Collected data entries
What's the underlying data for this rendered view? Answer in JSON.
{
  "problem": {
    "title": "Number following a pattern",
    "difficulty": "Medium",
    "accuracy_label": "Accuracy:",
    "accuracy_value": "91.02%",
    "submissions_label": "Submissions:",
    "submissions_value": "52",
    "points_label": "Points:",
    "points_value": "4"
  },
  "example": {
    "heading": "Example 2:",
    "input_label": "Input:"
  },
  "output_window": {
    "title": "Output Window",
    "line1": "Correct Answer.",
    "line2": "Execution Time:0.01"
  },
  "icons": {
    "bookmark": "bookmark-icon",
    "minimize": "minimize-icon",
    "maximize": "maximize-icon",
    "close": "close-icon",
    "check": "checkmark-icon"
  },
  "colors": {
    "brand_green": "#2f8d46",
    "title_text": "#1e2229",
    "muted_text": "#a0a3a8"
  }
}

YOUR INSTRUCTIONS: Each line above is to be repeated exactly.

IN RESPONSE:
What's the underlying data for this rendered view? Answer in JSON.
{
  "problem": {
    "title": "Number following a pattern",
    "difficulty": "Medium",
    "accuracy_label": "Accuracy:",
    "accuracy_value": "91.02%",
    "submissions_label": "Submissions:",
    "submissions_value": "52",
    "points_label": "Points:",
    "points_value": "4"
  },
  "example": {
    "heading": "Example 2:",
    "input_label": "Input:"
  },
  "output_window": {
    "title": "Output Window",
    "line1": "Correct Answer.",
    "line2": "Execution Time:0.01"
  },
  "icons": {
    "bookmark": "bookmark-icon",
    "minimize": "minimize-icon",
    "maximize": "maximize-icon",
    "close": "close-icon",
    "check": "checkmark-icon"
  },
  "colors": {
    "brand_green": "#2f8d46",
    "title_text": "#1e2229",
    "muted_text": "#a0a3a8"
  }
}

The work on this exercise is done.